§ **WHAT THIS TASK INVOLVES**: Your task is to tally the lines of the listing containing the word "JSON" and report the figure alone.

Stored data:

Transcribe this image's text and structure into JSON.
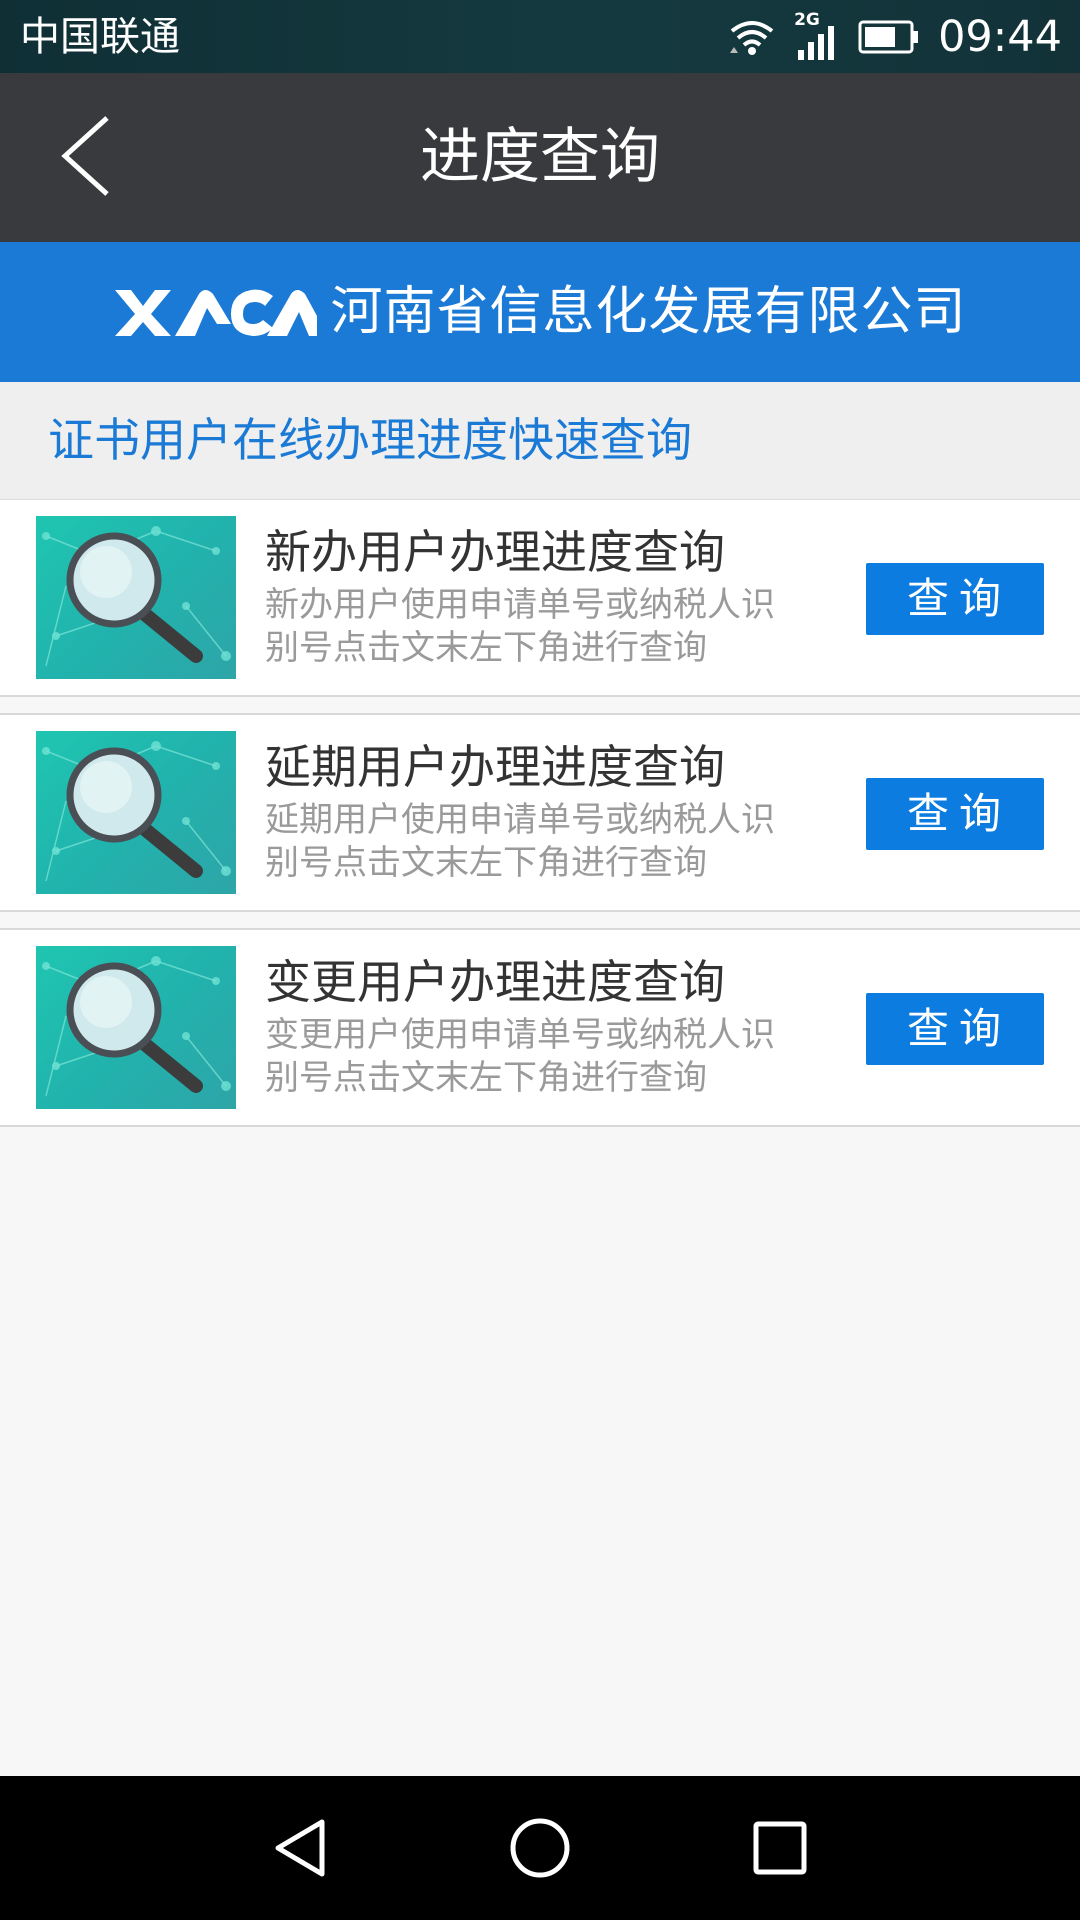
{
  "status_bar": {
    "carrier": "中国联通",
    "network": "2G",
    "time": "09:44",
    "icons": [
      "wifi-icon",
      "signal-icon",
      "battery-icon"
    ]
  },
  "header": {
    "title": "进度查询",
    "back_icon": "chevron-left-icon"
  },
  "brand": {
    "logo_text": "XACA",
    "company_name": "河南省信息化发展有限公司",
    "color": "#1b7ad6"
  },
  "section": {
    "title": "证书用户在线办理进度快速查询"
  },
  "items": [
    {
      "title": "新办用户办理进度查询",
      "description": "新办用户使用申请单号或纳税人识别号点击文末左下角进行查询",
      "button_label": "查询",
      "icon": "magnifier-icon"
    },
    {
      "title": "延期用户办理进度查询",
      "description": "延期用户使用申请单号或纳税人识别号点击文末左下角进行查询",
      "button_label": "查询",
      "icon": "magnifier-icon"
    },
    {
      "title": "变更用户办理进度查询",
      "description": "变更用户使用申请单号或纳税人识别号点击文末左下角进行查询",
      "button_label": "查询",
      "icon": "magnifier-icon"
    }
  ],
  "nav_bar": {
    "icons": [
      "back-triangle-icon",
      "home-circle-icon",
      "recents-square-icon"
    ]
  },
  "colors": {
    "accent": "#0c7ce0",
    "title_bar": "#393a3e",
    "background": "#f7f7f7"
  }
}
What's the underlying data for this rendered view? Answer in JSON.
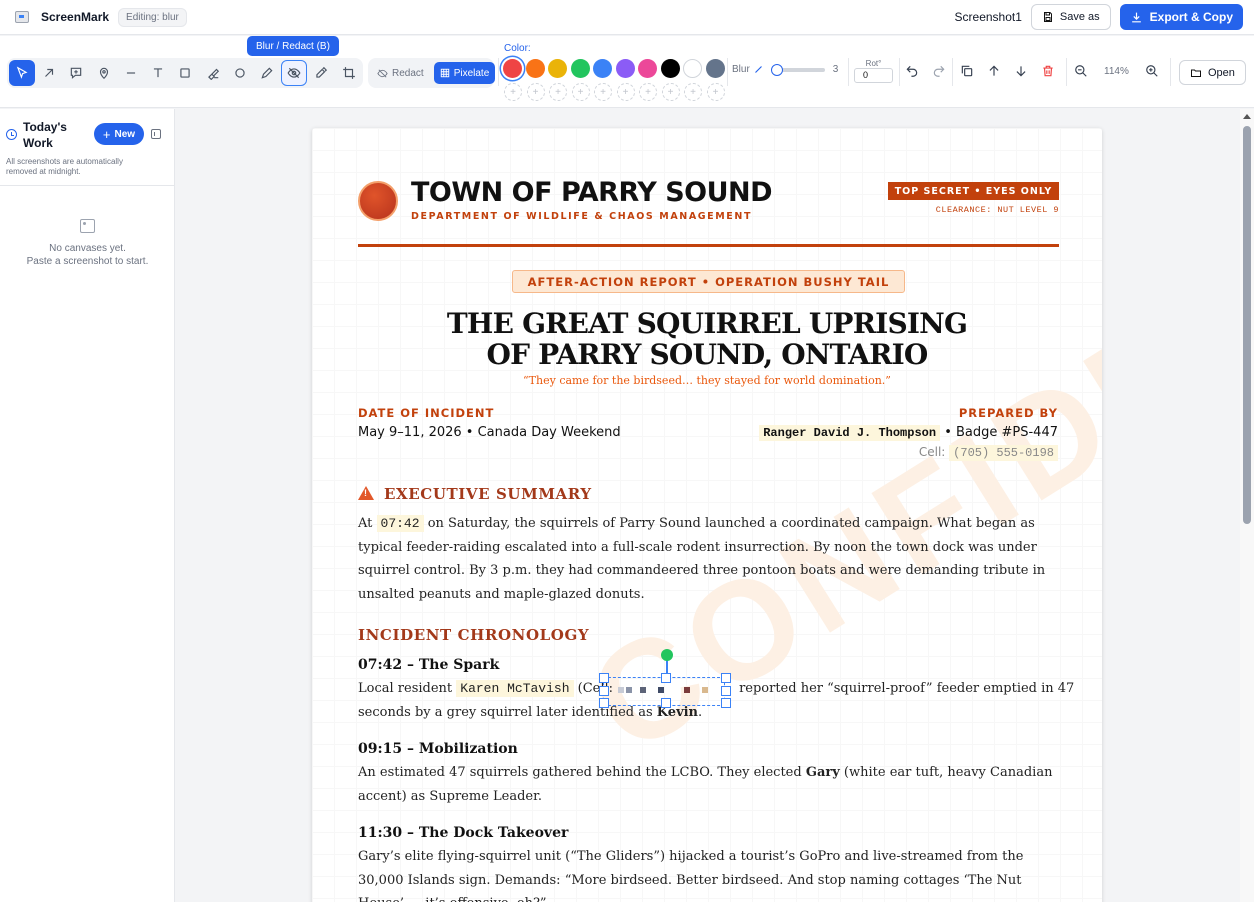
{
  "app": {
    "name": "ScreenMark",
    "editing_badge": "Editing: blur",
    "document_name": "Screenshot1",
    "save_label": "Save as",
    "export_label": "Export & Copy"
  },
  "toolbar": {
    "tools": [
      "select-icon",
      "arrow-icon",
      "callout-icon",
      "pin-icon",
      "line-icon",
      "text-icon",
      "rectangle-icon",
      "highlighter-icon",
      "ellipse-icon",
      "pen-icon",
      "blur-redact-icon",
      "eyedropper-icon",
      "crop-icon"
    ],
    "tooltip": "Blur / Redact (B)",
    "redact_label": "Redact",
    "pixelate_label": "Pixelate",
    "color_label": "Color:",
    "colors": [
      "#ef4444",
      "#f97316",
      "#eab308",
      "#22c55e",
      "#3b82f6",
      "#8b5cf6",
      "#ec4899",
      "#000000",
      "#ffffff",
      "#64748b"
    ],
    "selected_color": "#ef4444",
    "blur_label": "Blur",
    "blur_value": "3",
    "rot_label": "Rot°",
    "rot_value": "0",
    "zoom": "114%",
    "open_label": "Open"
  },
  "sidebar": {
    "title": "Today's Work",
    "new_label": "New",
    "note": "All screenshots are automatically removed at midnight.",
    "empty_line1": "No canvases yet.",
    "empty_line2": "Paste a screenshot to start."
  },
  "document": {
    "town": "TOWN OF PARRY SOUND",
    "department": "DEPARTMENT OF WILDLIFE & CHAOS MANAGEMENT",
    "classification": "TOP SECRET • EYES ONLY",
    "clearance": "CLEARANCE: NUT LEVEL 9",
    "report_badge": "AFTER-ACTION REPORT • OPERATION BUSHY TAIL",
    "title_line1": "THE GREAT SQUIRREL UPRISING",
    "title_line2": "OF PARRY SOUND, ONTARIO",
    "tagline": "“They came for the birdseed… they stayed for world domination.”",
    "date_label": "DATE OF INCIDENT",
    "date_value": "May 9–11, 2026 • Canada Day Weekend",
    "prepared_label": "PREPARED BY",
    "prepared_name": "Ranger David J. Thompson",
    "prepared_badge": "• Badge #PS-447",
    "cell_label": "Cell:",
    "cell_value": "(705) 555-0198",
    "watermark": "CONFIDENTIAL",
    "exec_heading": "EXECUTIVE SUMMARY",
    "exec_time": "07:42",
    "exec_text": "on Saturday, the squirrels of Parry Sound launched a coordinated campaign. What began as typical feeder-raiding escalated into a full-scale rodent insurrection. By noon the town dock was under squirrel control. By 3 p.m. they had commandeered three pontoon boats and were demanding tribute in unsalted peanuts and maple-glazed donuts.",
    "exec_prefix": "At",
    "chrono_heading": "INCIDENT CHRONOLOGY",
    "entries": [
      {
        "heading": "07:42 – The Spark",
        "pre": "Local resident",
        "name": "Karen McTavish",
        "cell": "(Cell:",
        "post": "reported her “squirrel-proof” feeder emptied in 47",
        "line2_pre": "seconds by a grey squirrel later identified as",
        "line2_bold": "Kevin",
        "line2_post": "."
      },
      {
        "heading": "09:15 – Mobilization",
        "pre": "An estimated 47 squirrels gathered behind the LCBO. They elected",
        "bold": "Gary",
        "post": "(white ear tuft, heavy Canadian accent) as Supreme Leader."
      },
      {
        "heading": "11:30 – The Dock Takeover",
        "text": "Gary’s elite flying-squirrel unit (“The Gliders”) hijacked a tourist’s GoPro and live-streamed from the 30,000 Islands sign. Demands: “More birdseed. Better birdseed. And stop naming cottages ‘The Nut House’ — it’s offensive, eh?”"
      }
    ]
  }
}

§ **SOLUTION TO THE PROBLEM**: 2